### Stated goal
Copy out the material below word for word, everything from its first line down to the line that contains "peak-label-lower: 3728 [170, 592, 179, 610]", with both of those lines included.
════════
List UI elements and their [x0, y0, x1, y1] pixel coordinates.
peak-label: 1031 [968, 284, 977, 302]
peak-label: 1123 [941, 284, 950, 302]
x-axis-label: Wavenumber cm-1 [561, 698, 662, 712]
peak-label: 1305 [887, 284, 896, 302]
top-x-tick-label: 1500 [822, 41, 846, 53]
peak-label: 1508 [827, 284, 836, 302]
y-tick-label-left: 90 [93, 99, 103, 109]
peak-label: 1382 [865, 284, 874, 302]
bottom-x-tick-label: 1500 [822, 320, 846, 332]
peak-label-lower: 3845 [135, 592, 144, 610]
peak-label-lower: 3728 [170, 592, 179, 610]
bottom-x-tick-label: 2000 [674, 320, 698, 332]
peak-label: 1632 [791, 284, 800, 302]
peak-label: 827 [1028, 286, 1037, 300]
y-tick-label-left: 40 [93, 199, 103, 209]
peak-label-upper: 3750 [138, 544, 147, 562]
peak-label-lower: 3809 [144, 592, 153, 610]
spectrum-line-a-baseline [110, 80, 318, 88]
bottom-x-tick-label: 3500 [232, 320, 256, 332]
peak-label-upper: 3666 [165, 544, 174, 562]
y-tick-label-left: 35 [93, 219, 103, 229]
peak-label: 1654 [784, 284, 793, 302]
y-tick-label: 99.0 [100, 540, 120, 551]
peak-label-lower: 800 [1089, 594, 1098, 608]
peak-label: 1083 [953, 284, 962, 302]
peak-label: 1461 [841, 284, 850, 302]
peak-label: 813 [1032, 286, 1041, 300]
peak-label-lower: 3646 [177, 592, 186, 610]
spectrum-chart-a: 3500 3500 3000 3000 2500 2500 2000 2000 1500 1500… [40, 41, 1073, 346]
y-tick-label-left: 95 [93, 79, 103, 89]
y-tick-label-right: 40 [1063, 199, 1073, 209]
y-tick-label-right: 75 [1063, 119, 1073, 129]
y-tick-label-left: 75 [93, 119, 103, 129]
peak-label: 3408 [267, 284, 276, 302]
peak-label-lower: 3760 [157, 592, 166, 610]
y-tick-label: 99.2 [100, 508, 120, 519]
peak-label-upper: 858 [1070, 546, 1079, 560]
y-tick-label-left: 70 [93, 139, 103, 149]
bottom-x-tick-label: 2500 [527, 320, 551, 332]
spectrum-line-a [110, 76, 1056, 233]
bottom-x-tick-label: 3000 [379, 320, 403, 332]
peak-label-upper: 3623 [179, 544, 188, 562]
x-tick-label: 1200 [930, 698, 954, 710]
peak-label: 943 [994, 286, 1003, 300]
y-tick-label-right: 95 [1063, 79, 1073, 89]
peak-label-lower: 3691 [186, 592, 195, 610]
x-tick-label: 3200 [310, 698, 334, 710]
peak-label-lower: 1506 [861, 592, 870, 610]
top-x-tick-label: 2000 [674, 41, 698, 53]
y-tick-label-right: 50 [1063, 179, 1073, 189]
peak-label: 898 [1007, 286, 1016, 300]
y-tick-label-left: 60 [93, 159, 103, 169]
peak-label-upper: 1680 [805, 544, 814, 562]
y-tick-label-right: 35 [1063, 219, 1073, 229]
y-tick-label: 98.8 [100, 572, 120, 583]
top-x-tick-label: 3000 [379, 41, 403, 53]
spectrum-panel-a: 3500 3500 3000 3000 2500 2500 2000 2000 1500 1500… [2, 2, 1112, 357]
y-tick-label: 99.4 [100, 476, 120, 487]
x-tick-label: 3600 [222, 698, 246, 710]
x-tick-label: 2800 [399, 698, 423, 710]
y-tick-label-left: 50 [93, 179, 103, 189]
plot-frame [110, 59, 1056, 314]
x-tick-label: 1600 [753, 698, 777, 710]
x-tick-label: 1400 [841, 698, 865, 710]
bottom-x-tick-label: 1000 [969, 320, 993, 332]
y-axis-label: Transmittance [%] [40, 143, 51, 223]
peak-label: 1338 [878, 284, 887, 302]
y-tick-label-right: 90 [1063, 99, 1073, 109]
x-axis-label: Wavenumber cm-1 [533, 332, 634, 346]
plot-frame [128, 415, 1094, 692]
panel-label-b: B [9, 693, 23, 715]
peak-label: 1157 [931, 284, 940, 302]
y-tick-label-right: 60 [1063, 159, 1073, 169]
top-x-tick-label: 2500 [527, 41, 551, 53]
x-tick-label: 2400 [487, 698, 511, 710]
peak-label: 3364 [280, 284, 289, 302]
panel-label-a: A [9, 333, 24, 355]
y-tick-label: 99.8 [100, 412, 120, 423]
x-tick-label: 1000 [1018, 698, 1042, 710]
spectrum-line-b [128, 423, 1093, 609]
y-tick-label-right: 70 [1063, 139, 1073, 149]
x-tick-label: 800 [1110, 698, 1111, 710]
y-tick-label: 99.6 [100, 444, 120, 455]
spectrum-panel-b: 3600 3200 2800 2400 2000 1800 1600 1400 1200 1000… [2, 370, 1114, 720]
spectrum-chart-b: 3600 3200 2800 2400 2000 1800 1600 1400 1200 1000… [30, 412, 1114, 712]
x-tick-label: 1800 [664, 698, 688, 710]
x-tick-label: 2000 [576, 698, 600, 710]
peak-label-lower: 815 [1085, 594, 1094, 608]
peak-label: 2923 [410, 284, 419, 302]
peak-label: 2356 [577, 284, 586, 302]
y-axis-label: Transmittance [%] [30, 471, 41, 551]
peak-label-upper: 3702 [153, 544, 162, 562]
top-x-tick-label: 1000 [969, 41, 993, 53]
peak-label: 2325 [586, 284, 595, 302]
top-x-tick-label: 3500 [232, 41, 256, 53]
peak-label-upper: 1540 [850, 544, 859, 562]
════════
### Answer below
List UI elements and their [x0, y0, x1, y1] pixel coordinates.
peak-label: 1031 [968, 284, 977, 302]
peak-label: 1123 [941, 284, 950, 302]
x-axis-label: Wavenumber cm-1 [561, 698, 662, 712]
peak-label: 1305 [887, 284, 896, 302]
top-x-tick-label: 1500 [822, 41, 846, 53]
peak-label: 1508 [827, 284, 836, 302]
y-tick-label-left: 90 [93, 99, 103, 109]
peak-label: 1382 [865, 284, 874, 302]
bottom-x-tick-label: 1500 [822, 320, 846, 332]
peak-label-lower: 3845 [135, 592, 144, 610]
peak-label-lower: 3728 [170, 592, 179, 610]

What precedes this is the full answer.